* start Data shown *
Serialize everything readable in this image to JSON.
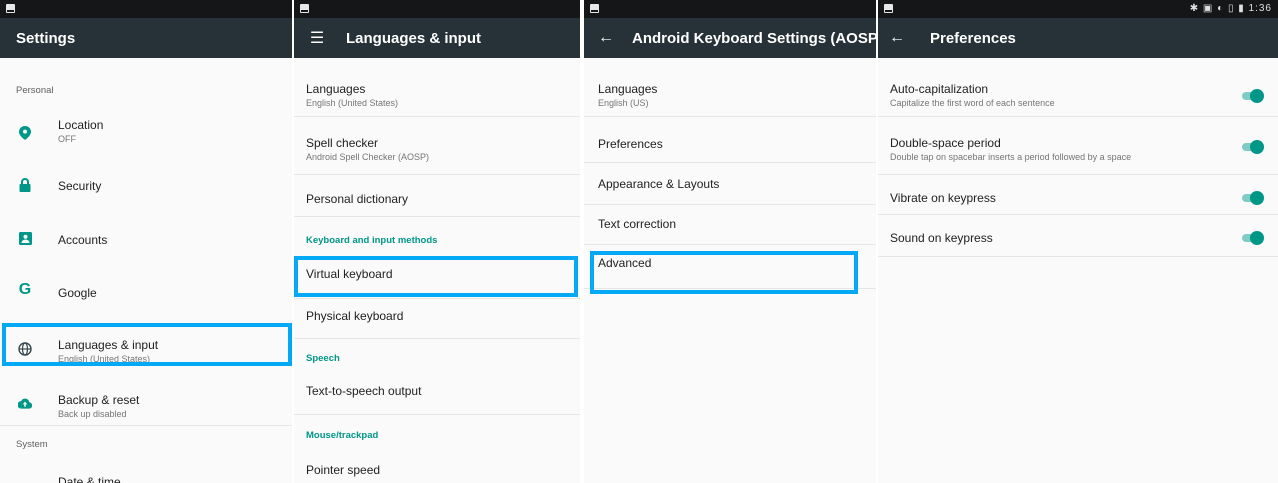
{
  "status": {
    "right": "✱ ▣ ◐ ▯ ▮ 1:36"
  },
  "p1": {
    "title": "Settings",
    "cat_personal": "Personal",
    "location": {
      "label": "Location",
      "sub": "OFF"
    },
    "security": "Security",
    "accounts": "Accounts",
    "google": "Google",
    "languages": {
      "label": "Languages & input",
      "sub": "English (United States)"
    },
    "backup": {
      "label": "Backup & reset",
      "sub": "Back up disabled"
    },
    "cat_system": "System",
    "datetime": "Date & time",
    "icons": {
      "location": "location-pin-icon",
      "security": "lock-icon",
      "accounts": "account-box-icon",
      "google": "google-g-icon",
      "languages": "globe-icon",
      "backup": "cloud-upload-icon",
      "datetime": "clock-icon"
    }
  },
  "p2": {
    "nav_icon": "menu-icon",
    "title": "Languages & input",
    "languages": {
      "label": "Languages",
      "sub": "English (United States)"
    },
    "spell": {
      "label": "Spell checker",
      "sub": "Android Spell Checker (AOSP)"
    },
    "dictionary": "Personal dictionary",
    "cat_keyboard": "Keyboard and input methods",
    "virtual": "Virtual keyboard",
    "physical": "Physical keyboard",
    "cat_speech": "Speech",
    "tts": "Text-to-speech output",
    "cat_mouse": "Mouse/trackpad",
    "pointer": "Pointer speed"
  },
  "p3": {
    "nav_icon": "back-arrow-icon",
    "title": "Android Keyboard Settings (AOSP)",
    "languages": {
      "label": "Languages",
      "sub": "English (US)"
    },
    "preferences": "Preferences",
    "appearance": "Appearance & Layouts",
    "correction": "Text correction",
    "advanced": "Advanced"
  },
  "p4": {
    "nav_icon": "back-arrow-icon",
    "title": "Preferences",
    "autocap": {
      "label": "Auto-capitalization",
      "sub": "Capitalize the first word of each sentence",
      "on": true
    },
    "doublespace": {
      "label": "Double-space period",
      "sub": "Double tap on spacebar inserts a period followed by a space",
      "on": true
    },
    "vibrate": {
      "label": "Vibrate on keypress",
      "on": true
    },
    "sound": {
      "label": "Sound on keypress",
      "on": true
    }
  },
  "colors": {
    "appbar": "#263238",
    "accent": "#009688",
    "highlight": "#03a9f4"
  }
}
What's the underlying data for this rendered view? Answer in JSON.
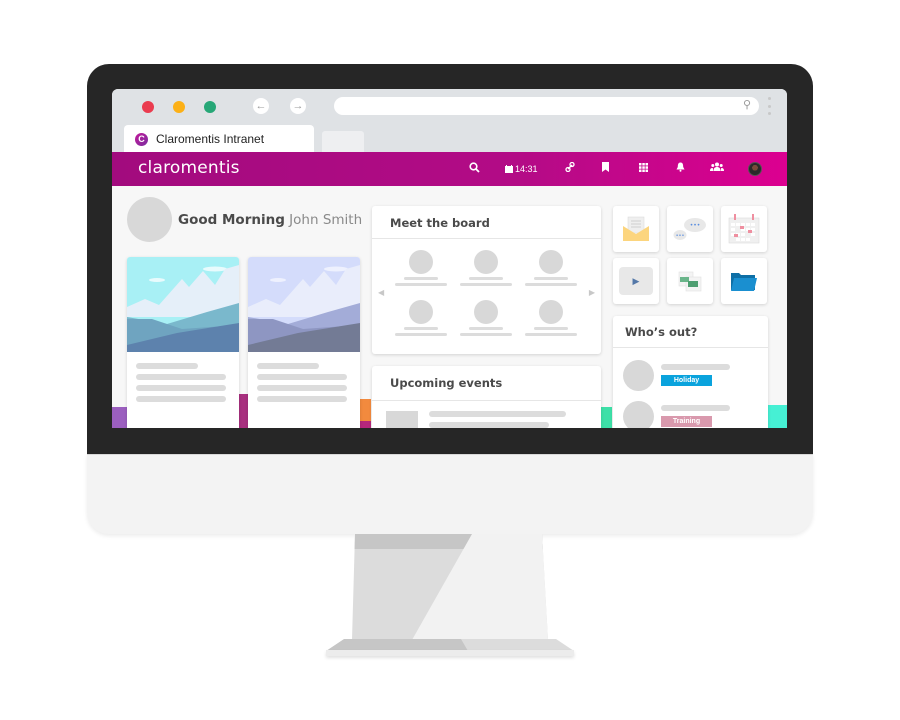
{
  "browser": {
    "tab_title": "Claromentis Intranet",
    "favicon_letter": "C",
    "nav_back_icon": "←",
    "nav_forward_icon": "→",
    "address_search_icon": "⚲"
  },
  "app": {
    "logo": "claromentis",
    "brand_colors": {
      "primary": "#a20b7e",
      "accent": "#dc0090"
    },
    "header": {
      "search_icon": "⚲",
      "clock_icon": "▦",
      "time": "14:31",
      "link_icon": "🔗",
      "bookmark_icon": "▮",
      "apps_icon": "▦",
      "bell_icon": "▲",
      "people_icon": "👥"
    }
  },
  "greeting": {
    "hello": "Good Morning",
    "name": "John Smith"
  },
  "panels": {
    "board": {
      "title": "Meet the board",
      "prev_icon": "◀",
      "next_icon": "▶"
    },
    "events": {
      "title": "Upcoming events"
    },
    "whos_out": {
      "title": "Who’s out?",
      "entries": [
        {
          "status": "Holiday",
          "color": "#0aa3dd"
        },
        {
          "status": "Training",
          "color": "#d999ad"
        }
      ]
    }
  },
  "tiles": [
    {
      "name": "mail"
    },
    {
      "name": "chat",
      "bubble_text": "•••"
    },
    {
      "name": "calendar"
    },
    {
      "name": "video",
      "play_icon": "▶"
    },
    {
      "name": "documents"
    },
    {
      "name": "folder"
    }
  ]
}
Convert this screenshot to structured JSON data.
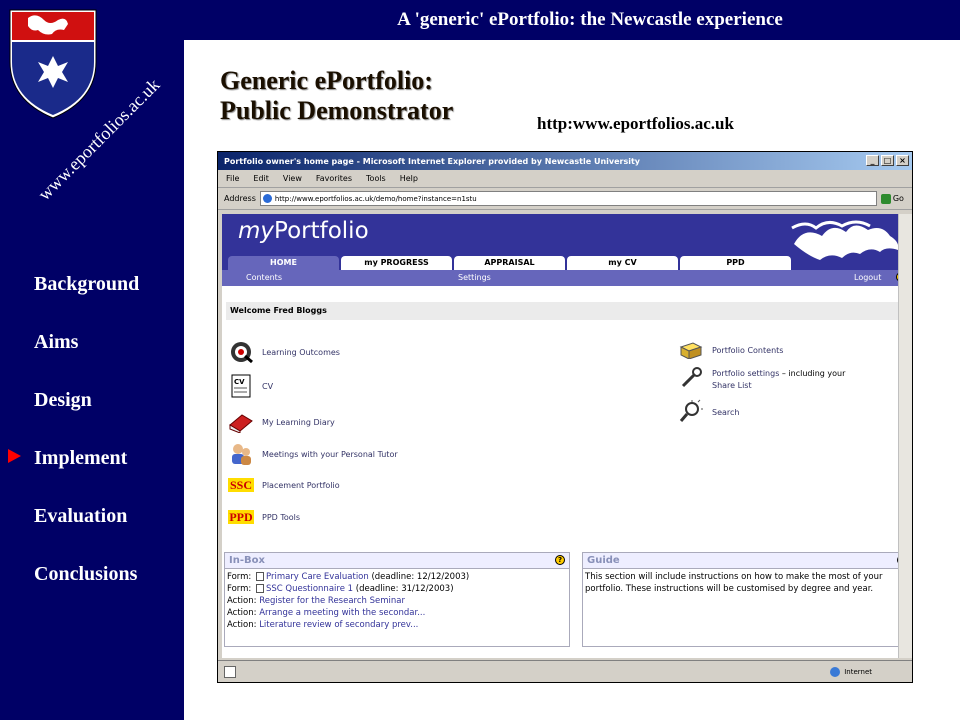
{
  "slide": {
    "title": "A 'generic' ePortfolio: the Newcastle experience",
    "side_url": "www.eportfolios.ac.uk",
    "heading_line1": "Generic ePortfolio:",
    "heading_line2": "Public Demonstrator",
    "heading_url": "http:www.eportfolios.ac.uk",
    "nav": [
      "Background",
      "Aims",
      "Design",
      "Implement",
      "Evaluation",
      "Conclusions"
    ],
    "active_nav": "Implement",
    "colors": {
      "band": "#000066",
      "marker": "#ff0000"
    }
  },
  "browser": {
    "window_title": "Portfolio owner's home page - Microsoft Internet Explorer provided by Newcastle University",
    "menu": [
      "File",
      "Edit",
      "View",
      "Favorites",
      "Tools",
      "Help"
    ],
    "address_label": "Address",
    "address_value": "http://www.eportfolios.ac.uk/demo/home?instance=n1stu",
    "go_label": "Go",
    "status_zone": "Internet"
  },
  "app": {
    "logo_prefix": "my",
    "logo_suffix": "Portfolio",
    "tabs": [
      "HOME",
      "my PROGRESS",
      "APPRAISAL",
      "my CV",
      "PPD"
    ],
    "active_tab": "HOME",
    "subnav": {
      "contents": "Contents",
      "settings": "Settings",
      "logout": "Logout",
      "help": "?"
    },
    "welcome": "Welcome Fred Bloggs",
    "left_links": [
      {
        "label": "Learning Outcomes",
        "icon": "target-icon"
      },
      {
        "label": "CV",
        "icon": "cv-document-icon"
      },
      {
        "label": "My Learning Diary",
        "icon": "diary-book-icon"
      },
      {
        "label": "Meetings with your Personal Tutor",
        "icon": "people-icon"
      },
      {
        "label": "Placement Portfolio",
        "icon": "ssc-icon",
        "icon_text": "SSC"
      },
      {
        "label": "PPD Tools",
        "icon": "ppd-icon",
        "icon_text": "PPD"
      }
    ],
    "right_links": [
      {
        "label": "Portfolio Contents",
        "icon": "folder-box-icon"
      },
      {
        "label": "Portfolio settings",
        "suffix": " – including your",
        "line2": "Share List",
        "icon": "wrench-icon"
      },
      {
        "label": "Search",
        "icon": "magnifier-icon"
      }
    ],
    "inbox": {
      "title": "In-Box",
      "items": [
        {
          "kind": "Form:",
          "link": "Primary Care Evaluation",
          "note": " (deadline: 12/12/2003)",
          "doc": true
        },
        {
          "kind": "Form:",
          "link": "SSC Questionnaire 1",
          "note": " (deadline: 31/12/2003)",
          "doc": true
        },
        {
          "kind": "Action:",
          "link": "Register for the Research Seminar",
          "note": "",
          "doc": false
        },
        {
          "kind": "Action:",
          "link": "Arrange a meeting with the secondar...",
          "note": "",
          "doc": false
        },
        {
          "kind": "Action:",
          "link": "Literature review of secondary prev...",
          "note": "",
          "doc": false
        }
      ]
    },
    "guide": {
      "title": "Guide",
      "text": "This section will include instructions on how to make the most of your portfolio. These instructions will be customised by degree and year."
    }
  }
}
* end Data shown *
* [Aim of the task]: Every line of the data should be copied as it stands, without the images.

* [Result]:
Serialize everything readable in this image to JSON.
{
  "status": {
    "right": "✱ ▣ ◐ ▯ ▮ 1:36"
  },
  "p1": {
    "title": "Settings",
    "cat_personal": "Personal",
    "location": {
      "label": "Location",
      "sub": "OFF"
    },
    "security": "Security",
    "accounts": "Accounts",
    "google": "Google",
    "languages": {
      "label": "Languages & input",
      "sub": "English (United States)"
    },
    "backup": {
      "label": "Backup & reset",
      "sub": "Back up disabled"
    },
    "cat_system": "System",
    "datetime": "Date & time",
    "icons": {
      "location": "location-pin-icon",
      "security": "lock-icon",
      "accounts": "account-box-icon",
      "google": "google-g-icon",
      "languages": "globe-icon",
      "backup": "cloud-upload-icon",
      "datetime": "clock-icon"
    }
  },
  "p2": {
    "nav_icon": "menu-icon",
    "title": "Languages & input",
    "languages": {
      "label": "Languages",
      "sub": "English (United States)"
    },
    "spell": {
      "label": "Spell checker",
      "sub": "Android Spell Checker (AOSP)"
    },
    "dictionary": "Personal dictionary",
    "cat_keyboard": "Keyboard and input methods",
    "virtual": "Virtual keyboard",
    "physical": "Physical keyboard",
    "cat_speech": "Speech",
    "tts": "Text-to-speech output",
    "cat_mouse": "Mouse/trackpad",
    "pointer": "Pointer speed"
  },
  "p3": {
    "nav_icon": "back-arrow-icon",
    "title": "Android Keyboard Settings (AOSP)",
    "languages": {
      "label": "Languages",
      "sub": "English (US)"
    },
    "preferences": "Preferences",
    "appearance": "Appearance & Layouts",
    "correction": "Text correction",
    "advanced": "Advanced"
  },
  "p4": {
    "nav_icon": "back-arrow-icon",
    "title": "Preferences",
    "autocap": {
      "label": "Auto-capitalization",
      "sub": "Capitalize the first word of each sentence",
      "on": true
    },
    "doublespace": {
      "label": "Double-space period",
      "sub": "Double tap on spacebar inserts a period followed by a space",
      "on": true
    },
    "vibrate": {
      "label": "Vibrate on keypress",
      "on": true
    },
    "sound": {
      "label": "Sound on keypress",
      "on": true
    }
  },
  "colors": {
    "appbar": "#263238",
    "accent": "#009688",
    "highlight": "#03a9f4"
  }
}
What's the underlying data for this rendered view? Answer in JSON.
{
  "browser": {
    "tab_title": "Claromentis Intranet",
    "favicon_letter": "C",
    "nav_back_icon": "←",
    "nav_forward_icon": "→",
    "address_search_icon": "⚲"
  },
  "app": {
    "logo": "claromentis",
    "brand_colors": {
      "primary": "#a20b7e",
      "accent": "#dc0090"
    },
    "header": {
      "search_icon": "⚲",
      "clock_icon": "▦",
      "time": "14:31",
      "link_icon": "🔗",
      "bookmark_icon": "▮",
      "apps_icon": "▦",
      "bell_icon": "▲",
      "people_icon": "👥"
    }
  },
  "greeting": {
    "hello": "Good Morning",
    "name": "John Smith"
  },
  "panels": {
    "board": {
      "title": "Meet the board",
      "prev_icon": "◀",
      "next_icon": "▶"
    },
    "events": {
      "title": "Upcoming events"
    },
    "whos_out": {
      "title": "Who’s out?",
      "entries": [
        {
          "status": "Holiday",
          "color": "#0aa3dd"
        },
        {
          "status": "Training",
          "color": "#d999ad"
        }
      ]
    }
  },
  "tiles": [
    {
      "name": "mail"
    },
    {
      "name": "chat",
      "bubble_text": "•••"
    },
    {
      "name": "calendar"
    },
    {
      "name": "video",
      "play_icon": "▶"
    },
    {
      "name": "documents"
    },
    {
      "name": "folder"
    }
  ]
}
Convert this screenshot to structured JSON data.
{
  "slide": {
    "title": "A 'generic' ePortfolio: the Newcastle experience",
    "side_url": "www.eportfolios.ac.uk",
    "heading_line1": "Generic ePortfolio:",
    "heading_line2": "Public Demonstrator",
    "heading_url": "http:www.eportfolios.ac.uk",
    "nav": [
      "Background",
      "Aims",
      "Design",
      "Implement",
      "Evaluation",
      "Conclusions"
    ],
    "active_nav": "Implement",
    "colors": {
      "band": "#000066",
      "marker": "#ff0000"
    }
  },
  "browser": {
    "window_title": "Portfolio owner's home page - Microsoft Internet Explorer provided by Newcastle University",
    "menu": [
      "File",
      "Edit",
      "View",
      "Favorites",
      "Tools",
      "Help"
    ],
    "address_label": "Address",
    "address_value": "http://www.eportfolios.ac.uk/demo/home?instance=n1stu",
    "go_label": "Go",
    "status_zone": "Internet"
  },
  "app": {
    "logo_prefix": "my",
    "logo_suffix": "Portfolio",
    "tabs": [
      "HOME",
      "my PROGRESS",
      "APPRAISAL",
      "my CV",
      "PPD"
    ],
    "active_tab": "HOME",
    "subnav": {
      "contents": "Contents",
      "settings": "Settings",
      "logout": "Logout",
      "help": "?"
    },
    "welcome": "Welcome Fred Bloggs",
    "left_links": [
      {
        "label": "Learning Outcomes",
        "icon": "target-icon"
      },
      {
        "label": "CV",
        "icon": "cv-document-icon"
      },
      {
        "label": "My Learning Diary",
        "icon": "diary-book-icon"
      },
      {
        "label": "Meetings with your Personal Tutor",
        "icon": "people-icon"
      },
      {
        "label": "Placement Portfolio",
        "icon": "ssc-icon",
        "icon_text": "SSC"
      },
      {
        "label": "PPD Tools",
        "icon": "ppd-icon",
        "icon_text": "PPD"
      }
    ],
    "right_links": [
      {
        "label": "Portfolio Contents",
        "icon": "folder-box-icon"
      },
      {
        "label": "Portfolio settings",
        "suffix": " – including your",
        "line2": "Share List",
        "icon": "wrench-icon"
      },
      {
        "label": "Search",
        "icon": "magnifier-icon"
      }
    ],
    "inbox": {
      "title": "In-Box",
      "items": [
        {
          "kind": "Form:",
          "link": "Primary Care Evaluation",
          "note": " (deadline: 12/12/2003)",
          "doc": true
        },
        {
          "kind": "Form:",
          "link": "SSC Questionnaire 1",
          "note": " (deadline: 31/12/2003)",
          "doc": true
        },
        {
          "kind": "Action:",
          "link": "Register for the Research Seminar",
          "note": "",
          "doc": false
        },
        {
          "kind": "Action:",
          "link": "Arrange a meeting with the secondar...",
          "note": "",
          "doc": false
        },
        {
          "kind": "Action:",
          "link": "Literature review of secondary prev...",
          "note": "",
          "doc": false
        }
      ]
    },
    "guide": {
      "title": "Guide",
      "text": "This section will include instructions on how to make the most of your portfolio. These instructions will be customised by degree and year."
    }
  }
}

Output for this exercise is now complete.